Available data.
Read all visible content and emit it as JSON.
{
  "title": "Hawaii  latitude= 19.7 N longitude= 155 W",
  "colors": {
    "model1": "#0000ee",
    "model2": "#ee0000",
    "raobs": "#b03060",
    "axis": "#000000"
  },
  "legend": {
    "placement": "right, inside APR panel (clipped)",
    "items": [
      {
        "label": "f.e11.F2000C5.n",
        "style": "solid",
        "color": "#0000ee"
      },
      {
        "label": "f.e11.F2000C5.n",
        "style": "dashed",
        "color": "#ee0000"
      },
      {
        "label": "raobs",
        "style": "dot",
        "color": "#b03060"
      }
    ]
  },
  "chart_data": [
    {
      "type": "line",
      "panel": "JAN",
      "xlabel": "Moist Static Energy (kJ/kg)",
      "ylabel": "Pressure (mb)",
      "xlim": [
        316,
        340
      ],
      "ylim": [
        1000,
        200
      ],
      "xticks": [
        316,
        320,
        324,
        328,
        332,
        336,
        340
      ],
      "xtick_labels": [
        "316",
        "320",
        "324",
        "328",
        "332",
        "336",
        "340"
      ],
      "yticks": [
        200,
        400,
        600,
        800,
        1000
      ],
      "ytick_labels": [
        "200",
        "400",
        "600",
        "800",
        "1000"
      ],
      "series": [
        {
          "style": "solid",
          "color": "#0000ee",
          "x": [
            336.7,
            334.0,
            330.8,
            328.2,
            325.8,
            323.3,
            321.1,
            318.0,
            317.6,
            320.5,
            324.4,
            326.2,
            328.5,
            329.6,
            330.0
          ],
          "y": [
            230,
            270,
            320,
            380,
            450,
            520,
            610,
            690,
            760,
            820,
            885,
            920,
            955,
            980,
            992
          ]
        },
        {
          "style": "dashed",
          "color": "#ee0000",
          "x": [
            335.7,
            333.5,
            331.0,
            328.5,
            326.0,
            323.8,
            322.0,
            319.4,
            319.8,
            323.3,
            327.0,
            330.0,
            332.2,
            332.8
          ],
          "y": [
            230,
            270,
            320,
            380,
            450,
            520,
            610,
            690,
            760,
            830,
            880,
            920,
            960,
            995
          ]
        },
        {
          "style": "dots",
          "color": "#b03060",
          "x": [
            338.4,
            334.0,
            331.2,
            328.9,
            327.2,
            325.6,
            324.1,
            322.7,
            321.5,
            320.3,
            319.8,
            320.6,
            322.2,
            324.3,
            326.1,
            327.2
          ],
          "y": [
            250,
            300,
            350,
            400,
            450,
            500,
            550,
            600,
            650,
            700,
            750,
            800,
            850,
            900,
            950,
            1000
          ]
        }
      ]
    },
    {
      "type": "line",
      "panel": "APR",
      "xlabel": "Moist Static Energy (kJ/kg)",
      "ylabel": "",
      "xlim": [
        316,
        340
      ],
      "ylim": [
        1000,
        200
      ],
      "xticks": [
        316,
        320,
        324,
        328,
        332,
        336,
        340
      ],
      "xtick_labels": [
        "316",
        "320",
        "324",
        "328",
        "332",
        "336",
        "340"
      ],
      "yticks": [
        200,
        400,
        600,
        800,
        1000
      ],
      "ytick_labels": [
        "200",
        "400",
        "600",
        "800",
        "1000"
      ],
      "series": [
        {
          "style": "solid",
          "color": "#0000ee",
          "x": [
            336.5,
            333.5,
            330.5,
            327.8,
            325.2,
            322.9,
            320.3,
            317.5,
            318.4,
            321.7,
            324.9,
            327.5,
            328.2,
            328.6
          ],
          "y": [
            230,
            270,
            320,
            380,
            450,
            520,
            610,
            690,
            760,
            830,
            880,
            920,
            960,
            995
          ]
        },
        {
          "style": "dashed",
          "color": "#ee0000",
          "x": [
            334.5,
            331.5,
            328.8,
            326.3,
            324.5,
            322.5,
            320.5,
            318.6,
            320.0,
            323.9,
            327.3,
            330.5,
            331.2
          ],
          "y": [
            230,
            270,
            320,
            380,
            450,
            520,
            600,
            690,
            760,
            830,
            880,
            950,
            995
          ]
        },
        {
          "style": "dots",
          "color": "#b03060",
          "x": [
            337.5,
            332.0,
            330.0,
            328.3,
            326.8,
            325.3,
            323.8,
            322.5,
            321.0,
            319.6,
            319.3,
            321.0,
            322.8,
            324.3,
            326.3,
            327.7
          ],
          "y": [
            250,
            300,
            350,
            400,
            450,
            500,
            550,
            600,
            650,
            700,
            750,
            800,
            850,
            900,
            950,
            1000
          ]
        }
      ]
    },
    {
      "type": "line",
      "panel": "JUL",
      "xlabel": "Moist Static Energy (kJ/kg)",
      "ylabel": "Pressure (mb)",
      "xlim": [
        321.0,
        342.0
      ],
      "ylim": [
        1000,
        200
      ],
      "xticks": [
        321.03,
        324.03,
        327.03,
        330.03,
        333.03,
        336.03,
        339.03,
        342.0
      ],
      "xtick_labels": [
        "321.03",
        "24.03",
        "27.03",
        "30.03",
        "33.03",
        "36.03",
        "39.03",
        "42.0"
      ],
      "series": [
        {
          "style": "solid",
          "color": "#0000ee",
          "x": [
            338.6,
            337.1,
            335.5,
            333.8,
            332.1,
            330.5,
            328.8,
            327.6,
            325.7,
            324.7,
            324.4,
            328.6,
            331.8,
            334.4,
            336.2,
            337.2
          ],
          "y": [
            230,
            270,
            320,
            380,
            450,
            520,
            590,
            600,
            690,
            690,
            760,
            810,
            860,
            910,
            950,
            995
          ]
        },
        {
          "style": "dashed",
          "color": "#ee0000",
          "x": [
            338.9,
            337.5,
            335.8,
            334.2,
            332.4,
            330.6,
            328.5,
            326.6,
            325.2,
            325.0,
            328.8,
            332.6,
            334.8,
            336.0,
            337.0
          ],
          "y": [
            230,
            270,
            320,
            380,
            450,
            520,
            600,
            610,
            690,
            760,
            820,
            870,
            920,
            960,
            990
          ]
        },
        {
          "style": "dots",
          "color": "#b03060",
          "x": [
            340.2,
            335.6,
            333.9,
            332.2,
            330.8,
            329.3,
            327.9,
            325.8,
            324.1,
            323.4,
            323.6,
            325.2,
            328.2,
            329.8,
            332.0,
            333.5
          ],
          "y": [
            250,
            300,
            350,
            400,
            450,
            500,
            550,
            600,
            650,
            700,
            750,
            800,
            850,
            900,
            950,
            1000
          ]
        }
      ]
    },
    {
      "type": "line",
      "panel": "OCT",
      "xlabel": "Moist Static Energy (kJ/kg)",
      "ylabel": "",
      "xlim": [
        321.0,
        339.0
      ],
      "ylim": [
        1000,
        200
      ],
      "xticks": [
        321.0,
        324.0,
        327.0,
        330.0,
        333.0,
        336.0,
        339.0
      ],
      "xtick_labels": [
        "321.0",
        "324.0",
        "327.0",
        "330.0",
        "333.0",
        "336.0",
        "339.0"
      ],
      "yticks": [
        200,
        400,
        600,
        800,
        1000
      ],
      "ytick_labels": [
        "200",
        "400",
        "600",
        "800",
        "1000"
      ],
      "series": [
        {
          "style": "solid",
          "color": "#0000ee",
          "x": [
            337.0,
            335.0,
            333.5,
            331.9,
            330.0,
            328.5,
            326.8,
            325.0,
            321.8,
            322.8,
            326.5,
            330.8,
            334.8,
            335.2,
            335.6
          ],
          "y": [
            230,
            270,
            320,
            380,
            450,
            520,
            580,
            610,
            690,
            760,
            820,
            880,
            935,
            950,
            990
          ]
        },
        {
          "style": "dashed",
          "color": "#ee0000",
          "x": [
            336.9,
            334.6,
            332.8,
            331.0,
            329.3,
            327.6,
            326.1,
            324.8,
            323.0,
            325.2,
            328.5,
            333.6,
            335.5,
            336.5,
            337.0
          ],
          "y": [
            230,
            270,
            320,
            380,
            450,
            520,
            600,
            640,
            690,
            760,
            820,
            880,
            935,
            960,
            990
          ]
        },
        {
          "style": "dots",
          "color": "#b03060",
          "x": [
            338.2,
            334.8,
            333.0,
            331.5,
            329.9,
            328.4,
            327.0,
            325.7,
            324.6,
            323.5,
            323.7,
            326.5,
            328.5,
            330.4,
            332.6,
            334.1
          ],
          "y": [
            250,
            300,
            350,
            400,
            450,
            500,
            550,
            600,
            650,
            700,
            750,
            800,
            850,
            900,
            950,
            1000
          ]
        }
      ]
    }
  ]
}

Direction.
Copy out every line that includes the word "panel".

Task output.
    "placement": "right, inside APR panel (clipped)",
      "panel": "JAN",
      "panel": "APR",
      "panel": "JUL",
      "panel": "OCT",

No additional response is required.